<<<<

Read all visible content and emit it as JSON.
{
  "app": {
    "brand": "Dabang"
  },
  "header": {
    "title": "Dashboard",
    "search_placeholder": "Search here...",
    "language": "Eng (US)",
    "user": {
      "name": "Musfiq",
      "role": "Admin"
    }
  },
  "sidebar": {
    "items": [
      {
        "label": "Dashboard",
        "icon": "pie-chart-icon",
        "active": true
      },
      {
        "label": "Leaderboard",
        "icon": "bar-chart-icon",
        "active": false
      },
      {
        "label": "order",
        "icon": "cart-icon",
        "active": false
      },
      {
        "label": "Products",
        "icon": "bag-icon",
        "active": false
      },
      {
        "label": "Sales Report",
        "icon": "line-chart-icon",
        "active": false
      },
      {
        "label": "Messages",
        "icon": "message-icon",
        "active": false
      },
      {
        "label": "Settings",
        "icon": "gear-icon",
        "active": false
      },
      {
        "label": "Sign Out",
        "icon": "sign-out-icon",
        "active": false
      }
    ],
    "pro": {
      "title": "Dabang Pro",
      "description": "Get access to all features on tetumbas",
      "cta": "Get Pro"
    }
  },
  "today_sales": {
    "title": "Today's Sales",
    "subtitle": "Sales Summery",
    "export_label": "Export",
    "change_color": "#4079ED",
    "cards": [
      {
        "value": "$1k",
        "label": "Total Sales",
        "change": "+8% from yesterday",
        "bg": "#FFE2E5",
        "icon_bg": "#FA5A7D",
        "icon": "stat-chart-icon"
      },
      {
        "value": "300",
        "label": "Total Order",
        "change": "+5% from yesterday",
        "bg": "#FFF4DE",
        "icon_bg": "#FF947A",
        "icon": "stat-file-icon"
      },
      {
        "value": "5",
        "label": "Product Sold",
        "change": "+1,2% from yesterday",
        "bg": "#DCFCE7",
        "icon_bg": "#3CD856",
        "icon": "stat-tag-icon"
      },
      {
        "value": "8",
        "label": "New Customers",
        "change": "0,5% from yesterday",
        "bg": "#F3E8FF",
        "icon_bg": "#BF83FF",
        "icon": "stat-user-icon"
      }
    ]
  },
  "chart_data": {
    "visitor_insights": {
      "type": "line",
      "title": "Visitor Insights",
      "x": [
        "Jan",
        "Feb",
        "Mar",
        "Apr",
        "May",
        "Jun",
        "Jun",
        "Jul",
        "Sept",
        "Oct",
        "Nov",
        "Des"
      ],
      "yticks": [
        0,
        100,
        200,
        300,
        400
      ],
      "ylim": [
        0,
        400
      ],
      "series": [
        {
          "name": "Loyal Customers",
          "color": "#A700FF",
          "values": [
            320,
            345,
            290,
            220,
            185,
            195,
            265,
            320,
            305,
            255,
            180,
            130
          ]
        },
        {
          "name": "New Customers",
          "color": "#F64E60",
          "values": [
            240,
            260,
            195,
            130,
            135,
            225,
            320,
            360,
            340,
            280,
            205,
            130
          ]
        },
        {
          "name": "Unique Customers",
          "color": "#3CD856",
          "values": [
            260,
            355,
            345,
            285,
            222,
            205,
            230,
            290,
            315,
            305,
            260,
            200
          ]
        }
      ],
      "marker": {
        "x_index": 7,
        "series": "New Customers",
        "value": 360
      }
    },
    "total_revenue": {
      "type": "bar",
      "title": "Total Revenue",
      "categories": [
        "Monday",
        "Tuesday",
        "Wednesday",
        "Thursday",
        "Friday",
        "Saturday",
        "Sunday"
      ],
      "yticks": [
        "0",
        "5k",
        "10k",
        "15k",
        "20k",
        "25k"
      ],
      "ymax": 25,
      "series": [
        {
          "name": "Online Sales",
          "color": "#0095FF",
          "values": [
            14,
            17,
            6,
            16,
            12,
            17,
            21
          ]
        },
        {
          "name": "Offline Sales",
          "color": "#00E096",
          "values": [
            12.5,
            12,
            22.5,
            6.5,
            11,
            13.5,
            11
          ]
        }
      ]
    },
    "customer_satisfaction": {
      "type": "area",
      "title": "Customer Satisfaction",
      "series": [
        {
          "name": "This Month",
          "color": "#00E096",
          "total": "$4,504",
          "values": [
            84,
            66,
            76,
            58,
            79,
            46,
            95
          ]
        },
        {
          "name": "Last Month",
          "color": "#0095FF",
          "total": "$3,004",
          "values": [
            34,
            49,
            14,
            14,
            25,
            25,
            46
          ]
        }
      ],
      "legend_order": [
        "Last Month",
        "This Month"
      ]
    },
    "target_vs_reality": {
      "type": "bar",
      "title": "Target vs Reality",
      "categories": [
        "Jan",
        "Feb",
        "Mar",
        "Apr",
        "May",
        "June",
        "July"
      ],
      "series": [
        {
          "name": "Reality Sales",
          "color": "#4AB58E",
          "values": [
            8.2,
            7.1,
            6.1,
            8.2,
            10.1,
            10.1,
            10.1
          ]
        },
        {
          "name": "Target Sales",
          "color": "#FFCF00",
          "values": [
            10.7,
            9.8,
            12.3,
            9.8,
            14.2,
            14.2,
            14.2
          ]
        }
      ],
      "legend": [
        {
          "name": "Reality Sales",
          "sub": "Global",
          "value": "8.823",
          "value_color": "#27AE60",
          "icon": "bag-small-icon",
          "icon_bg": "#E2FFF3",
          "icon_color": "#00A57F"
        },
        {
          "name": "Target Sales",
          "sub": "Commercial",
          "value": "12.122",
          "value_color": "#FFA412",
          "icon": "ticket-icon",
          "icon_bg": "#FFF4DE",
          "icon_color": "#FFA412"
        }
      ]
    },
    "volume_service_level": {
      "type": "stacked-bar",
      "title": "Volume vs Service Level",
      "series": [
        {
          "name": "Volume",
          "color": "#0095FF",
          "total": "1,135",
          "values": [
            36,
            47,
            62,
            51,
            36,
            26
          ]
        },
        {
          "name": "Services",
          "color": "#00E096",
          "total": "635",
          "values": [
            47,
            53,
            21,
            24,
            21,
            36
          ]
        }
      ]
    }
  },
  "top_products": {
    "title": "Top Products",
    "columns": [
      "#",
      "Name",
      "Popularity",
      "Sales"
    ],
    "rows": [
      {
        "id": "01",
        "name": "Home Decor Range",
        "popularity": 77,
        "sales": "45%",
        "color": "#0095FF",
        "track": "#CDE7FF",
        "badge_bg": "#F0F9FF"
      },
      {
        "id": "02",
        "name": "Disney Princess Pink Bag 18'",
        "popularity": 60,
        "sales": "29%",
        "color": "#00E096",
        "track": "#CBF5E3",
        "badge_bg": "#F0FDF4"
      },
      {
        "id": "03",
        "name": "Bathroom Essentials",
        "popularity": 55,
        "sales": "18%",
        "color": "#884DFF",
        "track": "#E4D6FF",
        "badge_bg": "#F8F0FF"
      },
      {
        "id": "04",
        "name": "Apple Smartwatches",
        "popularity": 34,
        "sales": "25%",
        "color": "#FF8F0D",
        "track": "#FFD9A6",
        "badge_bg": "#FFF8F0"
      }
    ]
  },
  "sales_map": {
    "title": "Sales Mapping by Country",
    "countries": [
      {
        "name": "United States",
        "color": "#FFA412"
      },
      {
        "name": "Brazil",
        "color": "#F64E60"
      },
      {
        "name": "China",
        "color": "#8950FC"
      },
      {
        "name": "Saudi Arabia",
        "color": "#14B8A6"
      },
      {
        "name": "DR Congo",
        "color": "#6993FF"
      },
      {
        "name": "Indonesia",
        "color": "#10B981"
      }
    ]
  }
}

>>>>

● Stated goal
Reproduce all of the entries word for word.

● Task solution
Read all visible content and emit it as JSON.
{
  "app": {
    "brand": "Dabang"
  },
  "header": {
    "title": "Dashboard",
    "search_placeholder": "Search here...",
    "language": "Eng (US)",
    "user": {
      "name": "Musfiq",
      "role": "Admin"
    }
  },
  "sidebar": {
    "items": [
      {
        "label": "Dashboard",
        "icon": "pie-chart-icon",
        "active": true
      },
      {
        "label": "Leaderboard",
        "icon": "bar-chart-icon",
        "active": false
      },
      {
        "label": "order",
        "icon": "cart-icon",
        "active": false
      },
      {
        "label": "Products",
        "icon": "bag-icon",
        "active": false
      },
      {
        "label": "Sales Report",
        "icon": "line-chart-icon",
        "active": false
      },
      {
        "label": "Messages",
        "icon": "message-icon",
        "active": false
      },
      {
        "label": "Settings",
        "icon": "gear-icon",
        "active": false
      },
      {
        "label": "Sign Out",
        "icon": "sign-out-icon",
        "active": false
      }
    ],
    "pro": {
      "title": "Dabang Pro",
      "description": "Get access to all features on tetumbas",
      "cta": "Get Pro"
    }
  },
  "today_sales": {
    "title": "Today's Sales",
    "subtitle": "Sales Summery",
    "export_label": "Export",
    "change_color": "#4079ED",
    "cards": [
      {
        "value": "$1k",
        "label": "Total Sales",
        "change": "+8% from yesterday",
        "bg": "#FFE2E5",
        "icon_bg": "#FA5A7D",
        "icon": "stat-chart-icon"
      },
      {
        "value": "300",
        "label": "Total Order",
        "change": "+5% from yesterday",
        "bg": "#FFF4DE",
        "icon_bg": "#FF947A",
        "icon": "stat-file-icon"
      },
      {
        "value": "5",
        "label": "Product Sold",
        "change": "+1,2% from yesterday",
        "bg": "#DCFCE7",
        "icon_bg": "#3CD856",
        "icon": "stat-tag-icon"
      },
      {
        "value": "8",
        "label": "New Customers",
        "change": "0,5% from yesterday",
        "bg": "#F3E8FF",
        "icon_bg": "#BF83FF",
        "icon": "stat-user-icon"
      }
    ]
  },
  "chart_data": {
    "visitor_insights": {
      "type": "line",
      "title": "Visitor Insights",
      "x": [
        "Jan",
        "Feb",
        "Mar",
        "Apr",
        "May",
        "Jun",
        "Jun",
        "Jul",
        "Sept",
        "Oct",
        "Nov",
        "Des"
      ],
      "yticks": [
        0,
        100,
        200,
        300,
        400
      ],
      "ylim": [
        0,
        400
      ],
      "series": [
        {
          "name": "Loyal Customers",
          "color": "#A700FF",
          "values": [
            320,
            345,
            290,
            220,
            185,
            195,
            265,
            320,
            305,
            255,
            180,
            130
          ]
        },
        {
          "name": "New Customers",
          "color": "#F64E60",
          "values": [
            240,
            260,
            195,
            130,
            135,
            225,
            320,
            360,
            340,
            280,
            205,
            130
          ]
        },
        {
          "name": "Unique Customers",
          "color": "#3CD856",
          "values": [
            260,
            355,
            345,
            285,
            222,
            205,
            230,
            290,
            315,
            305,
            260,
            200
          ]
        }
      ],
      "marker": {
        "x_index": 7,
        "series": "New Customers",
        "value": 360
      }
    },
    "total_revenue": {
      "type": "bar",
      "title": "Total Revenue",
      "categories": [
        "Monday",
        "Tuesday",
        "Wednesday",
        "Thursday",
        "Friday",
        "Saturday",
        "Sunday"
      ],
      "yticks": [
        "0",
        "5k",
        "10k",
        "15k",
        "20k",
        "25k"
      ],
      "ymax": 25,
      "series": [
        {
          "name": "Online Sales",
          "color": "#0095FF",
          "values": [
            14,
            17,
            6,
            16,
            12,
            17,
            21
          ]
        },
        {
          "name": "Offline Sales",
          "color": "#00E096",
          "values": [
            12.5,
            12,
            22.5,
            6.5,
            11,
            13.5,
            11
          ]
        }
      ]
    },
    "customer_satisfaction": {
      "type": "area",
      "title": "Customer Satisfaction",
      "series": [
        {
          "name": "This Month",
          "color": "#00E096",
          "total": "$4,504",
          "values": [
            84,
            66,
            76,
            58,
            79,
            46,
            95
          ]
        },
        {
          "name": "Last Month",
          "color": "#0095FF",
          "total": "$3,004",
          "values": [
            34,
            49,
            14,
            14,
            25,
            25,
            46
          ]
        }
      ],
      "legend_order": [
        "Last Month",
        "This Month"
      ]
    },
    "target_vs_reality": {
      "type": "bar",
      "title": "Target vs Reality",
      "categories": [
        "Jan",
        "Feb",
        "Mar",
        "Apr",
        "May",
        "June",
        "July"
      ],
      "series": [
        {
          "name": "Reality Sales",
          "color": "#4AB58E",
          "values": [
            8.2,
            7.1,
            6.1,
            8.2,
            10.1,
            10.1,
            10.1
          ]
        },
        {
          "name": "Target Sales",
          "color": "#FFCF00",
          "values": [
            10.7,
            9.8,
            12.3,
            9.8,
            14.2,
            14.2,
            14.2
          ]
        }
      ],
      "legend": [
        {
          "name": "Reality Sales",
          "sub": "Global",
          "value": "8.823",
          "value_color": "#27AE60",
          "icon": "bag-small-icon",
          "icon_bg": "#E2FFF3",
          "icon_color": "#00A57F"
        },
        {
          "name": "Target Sales",
          "sub": "Commercial",
          "value": "12.122",
          "value_color": "#FFA412",
          "icon": "ticket-icon",
          "icon_bg": "#FFF4DE",
          "icon_color": "#FFA412"
        }
      ]
    },
    "volume_service_level": {
      "type": "stacked-bar",
      "title": "Volume vs Service Level",
      "series": [
        {
          "name": "Volume",
          "color": "#0095FF",
          "total": "1,135",
          "values": [
            36,
            47,
            62,
            51,
            36,
            26
          ]
        },
        {
          "name": "Services",
          "color": "#00E096",
          "total": "635",
          "values": [
            47,
            53,
            21,
            24,
            21,
            36
          ]
        }
      ]
    }
  },
  "top_products": {
    "title": "Top Products",
    "columns": [
      "#",
      "Name",
      "Popularity",
      "Sales"
    ],
    "rows": [
      {
        "id": "01",
        "name": "Home Decor Range",
        "popularity": 77,
        "sales": "45%",
        "color": "#0095FF",
        "track": "#CDE7FF",
        "badge_bg": "#F0F9FF"
      },
      {
        "id": "02",
        "name": "Disney Princess Pink Bag 18'",
        "popularity": 60,
        "sales": "29%",
        "color": "#00E096",
        "track": "#CBF5E3",
        "badge_bg": "#F0FDF4"
      },
      {
        "id": "03",
        "name": "Bathroom Essentials",
        "popularity": 55,
        "sales": "18%",
        "color": "#884DFF",
        "track": "#E4D6FF",
        "badge_bg": "#F8F0FF"
      },
      {
        "id": "04",
        "name": "Apple Smartwatches",
        "popularity": 34,
        "sales": "25%",
        "color": "#FF8F0D",
        "track": "#FFD9A6",
        "badge_bg": "#FFF8F0"
      }
    ]
  },
  "sales_map": {
    "title": "Sales Mapping by Country",
    "countries": [
      {
        "name": "United States",
        "color": "#FFA412"
      },
      {
        "name": "Brazil",
        "color": "#F64E60"
      },
      {
        "name": "China",
        "color": "#8950FC"
      },
      {
        "name": "Saudi Arabia",
        "color": "#14B8A6"
      },
      {
        "name": "DR Congo",
        "color": "#6993FF"
      },
      {
        "name": "Indonesia",
        "color": "#10B981"
      }
    ]
  }
}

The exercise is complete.